**PROMPT:** Each of the entries should be retyped precisely as it appears.

**DATASET CONTENT:**
######
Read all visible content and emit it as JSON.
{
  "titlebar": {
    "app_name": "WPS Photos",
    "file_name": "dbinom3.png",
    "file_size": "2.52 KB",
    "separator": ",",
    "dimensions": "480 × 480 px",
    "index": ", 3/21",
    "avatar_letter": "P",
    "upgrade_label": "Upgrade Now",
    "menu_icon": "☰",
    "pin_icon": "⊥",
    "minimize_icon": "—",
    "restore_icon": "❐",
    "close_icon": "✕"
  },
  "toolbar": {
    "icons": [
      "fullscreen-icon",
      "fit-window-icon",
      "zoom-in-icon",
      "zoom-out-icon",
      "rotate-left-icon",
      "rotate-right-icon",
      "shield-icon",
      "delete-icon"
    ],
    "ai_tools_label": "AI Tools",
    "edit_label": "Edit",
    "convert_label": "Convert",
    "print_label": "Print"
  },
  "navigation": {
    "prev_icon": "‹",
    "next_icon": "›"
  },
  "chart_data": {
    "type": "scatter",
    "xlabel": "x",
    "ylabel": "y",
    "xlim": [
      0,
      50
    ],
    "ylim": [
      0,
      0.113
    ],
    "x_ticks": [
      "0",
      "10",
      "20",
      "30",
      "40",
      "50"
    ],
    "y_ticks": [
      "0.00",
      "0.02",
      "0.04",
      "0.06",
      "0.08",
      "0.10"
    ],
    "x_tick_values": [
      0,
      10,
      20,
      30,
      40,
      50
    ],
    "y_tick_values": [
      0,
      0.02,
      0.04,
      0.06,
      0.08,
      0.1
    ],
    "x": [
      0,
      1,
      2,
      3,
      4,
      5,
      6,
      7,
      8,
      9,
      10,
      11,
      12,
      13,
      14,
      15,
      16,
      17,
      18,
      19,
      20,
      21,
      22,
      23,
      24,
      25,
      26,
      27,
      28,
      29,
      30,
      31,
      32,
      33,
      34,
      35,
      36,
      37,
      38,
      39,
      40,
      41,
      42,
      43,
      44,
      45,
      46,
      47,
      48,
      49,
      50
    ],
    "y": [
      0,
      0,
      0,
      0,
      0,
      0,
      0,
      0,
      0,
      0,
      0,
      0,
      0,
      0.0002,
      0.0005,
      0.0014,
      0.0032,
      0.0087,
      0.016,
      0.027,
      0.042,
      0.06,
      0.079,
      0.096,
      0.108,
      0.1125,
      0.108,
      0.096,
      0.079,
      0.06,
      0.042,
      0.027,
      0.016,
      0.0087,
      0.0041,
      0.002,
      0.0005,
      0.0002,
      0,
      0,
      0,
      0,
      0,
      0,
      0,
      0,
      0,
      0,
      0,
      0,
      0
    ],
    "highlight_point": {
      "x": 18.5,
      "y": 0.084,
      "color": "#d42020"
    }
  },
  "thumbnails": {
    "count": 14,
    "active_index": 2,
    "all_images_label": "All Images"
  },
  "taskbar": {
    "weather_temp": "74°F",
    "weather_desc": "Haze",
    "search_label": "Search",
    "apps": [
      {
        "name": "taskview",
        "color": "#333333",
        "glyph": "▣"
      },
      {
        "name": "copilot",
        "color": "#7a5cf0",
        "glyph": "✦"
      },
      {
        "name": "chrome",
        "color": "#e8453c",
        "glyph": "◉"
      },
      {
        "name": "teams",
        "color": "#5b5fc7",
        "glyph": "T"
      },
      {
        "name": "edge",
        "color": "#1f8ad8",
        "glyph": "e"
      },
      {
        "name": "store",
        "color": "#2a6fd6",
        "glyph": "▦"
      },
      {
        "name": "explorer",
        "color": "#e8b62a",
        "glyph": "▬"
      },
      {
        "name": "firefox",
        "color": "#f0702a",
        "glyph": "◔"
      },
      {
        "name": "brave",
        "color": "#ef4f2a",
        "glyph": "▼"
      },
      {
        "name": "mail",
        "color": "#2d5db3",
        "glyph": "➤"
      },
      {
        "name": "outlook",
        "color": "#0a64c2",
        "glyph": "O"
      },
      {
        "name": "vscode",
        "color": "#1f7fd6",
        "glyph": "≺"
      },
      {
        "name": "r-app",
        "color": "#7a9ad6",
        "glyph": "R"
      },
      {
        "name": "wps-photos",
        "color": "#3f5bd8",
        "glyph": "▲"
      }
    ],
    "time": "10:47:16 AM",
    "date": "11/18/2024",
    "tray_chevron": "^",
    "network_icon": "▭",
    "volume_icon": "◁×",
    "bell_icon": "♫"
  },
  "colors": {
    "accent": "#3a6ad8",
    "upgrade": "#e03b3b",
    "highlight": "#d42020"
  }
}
######
**RESPONSE TO THE EXERCISE:**
Read all visible content and emit it as JSON.
{
  "titlebar": {
    "app_name": "WPS Photos",
    "file_name": "dbinom3.png",
    "file_size": "2.52 KB",
    "separator": ",",
    "dimensions": "480 × 480 px",
    "index": ", 3/21",
    "avatar_letter": "P",
    "upgrade_label": "Upgrade Now",
    "menu_icon": "☰",
    "pin_icon": "⊥",
    "minimize_icon": "—",
    "restore_icon": "❐",
    "close_icon": "✕"
  },
  "toolbar": {
    "icons": [
      "fullscreen-icon",
      "fit-window-icon",
      "zoom-in-icon",
      "zoom-out-icon",
      "rotate-left-icon",
      "rotate-right-icon",
      "shield-icon",
      "delete-icon"
    ],
    "ai_tools_label": "AI Tools",
    "edit_label": "Edit",
    "convert_label": "Convert",
    "print_label": "Print"
  },
  "navigation": {
    "prev_icon": "‹",
    "next_icon": "›"
  },
  "chart_data": {
    "type": "scatter",
    "xlabel": "x",
    "ylabel": "y",
    "xlim": [
      0,
      50
    ],
    "ylim": [
      0,
      0.113
    ],
    "x_ticks": [
      "0",
      "10",
      "20",
      "30",
      "40",
      "50"
    ],
    "y_ticks": [
      "0.00",
      "0.02",
      "0.04",
      "0.06",
      "0.08",
      "0.10"
    ],
    "x_tick_values": [
      0,
      10,
      20,
      30,
      40,
      50
    ],
    "y_tick_values": [
      0,
      0.02,
      0.04,
      0.06,
      0.08,
      0.1
    ],
    "x": [
      0,
      1,
      2,
      3,
      4,
      5,
      6,
      7,
      8,
      9,
      10,
      11,
      12,
      13,
      14,
      15,
      16,
      17,
      18,
      19,
      20,
      21,
      22,
      23,
      24,
      25,
      26,
      27,
      28,
      29,
      30,
      31,
      32,
      33,
      34,
      35,
      36,
      37,
      38,
      39,
      40,
      41,
      42,
      43,
      44,
      45,
      46,
      47,
      48,
      49,
      50
    ],
    "y": [
      0,
      0,
      0,
      0,
      0,
      0,
      0,
      0,
      0,
      0,
      0,
      0,
      0,
      0.0002,
      0.0005,
      0.0014,
      0.0032,
      0.0087,
      0.016,
      0.027,
      0.042,
      0.06,
      0.079,
      0.096,
      0.108,
      0.1125,
      0.108,
      0.096,
      0.079,
      0.06,
      0.042,
      0.027,
      0.016,
      0.0087,
      0.0041,
      0.002,
      0.0005,
      0.0002,
      0,
      0,
      0,
      0,
      0,
      0,
      0,
      0,
      0,
      0,
      0,
      0,
      0
    ],
    "highlight_point": {
      "x": 18.5,
      "y": 0.084,
      "color": "#d42020"
    }
  },
  "thumbnails": {
    "count": 14,
    "active_index": 2,
    "all_images_label": "All Images"
  },
  "taskbar": {
    "weather_temp": "74°F",
    "weather_desc": "Haze",
    "search_label": "Search",
    "apps": [
      {
        "name": "taskview",
        "color": "#333333",
        "glyph": "▣"
      },
      {
        "name": "copilot",
        "color": "#7a5cf0",
        "glyph": "✦"
      },
      {
        "name": "chrome",
        "color": "#e8453c",
        "glyph": "◉"
      },
      {
        "name": "teams",
        "color": "#5b5fc7",
        "glyph": "T"
      },
      {
        "name": "edge",
        "color": "#1f8ad8",
        "glyph": "e"
      },
      {
        "name": "store",
        "color": "#2a6fd6",
        "glyph": "▦"
      },
      {
        "name": "explorer",
        "color": "#e8b62a",
        "glyph": "▬"
      },
      {
        "name": "firefox",
        "color": "#f0702a",
        "glyph": "◔"
      },
      {
        "name": "brave",
        "color": "#ef4f2a",
        "glyph": "▼"
      },
      {
        "name": "mail",
        "color": "#2d5db3",
        "glyph": "➤"
      },
      {
        "name": "outlook",
        "color": "#0a64c2",
        "glyph": "O"
      },
      {
        "name": "vscode",
        "color": "#1f7fd6",
        "glyph": "≺"
      },
      {
        "name": "r-app",
        "color": "#7a9ad6",
        "glyph": "R"
      },
      {
        "name": "wps-photos",
        "color": "#3f5bd8",
        "glyph": "▲"
      }
    ],
    "time": "10:47:16 AM",
    "date": "11/18/2024",
    "tray_chevron": "^",
    "network_icon": "▭",
    "volume_icon": "◁×",
    "bell_icon": "♫"
  },
  "colors": {
    "accent": "#3a6ad8",
    "upgrade": "#e03b3b",
    "highlight": "#d42020"
  }
}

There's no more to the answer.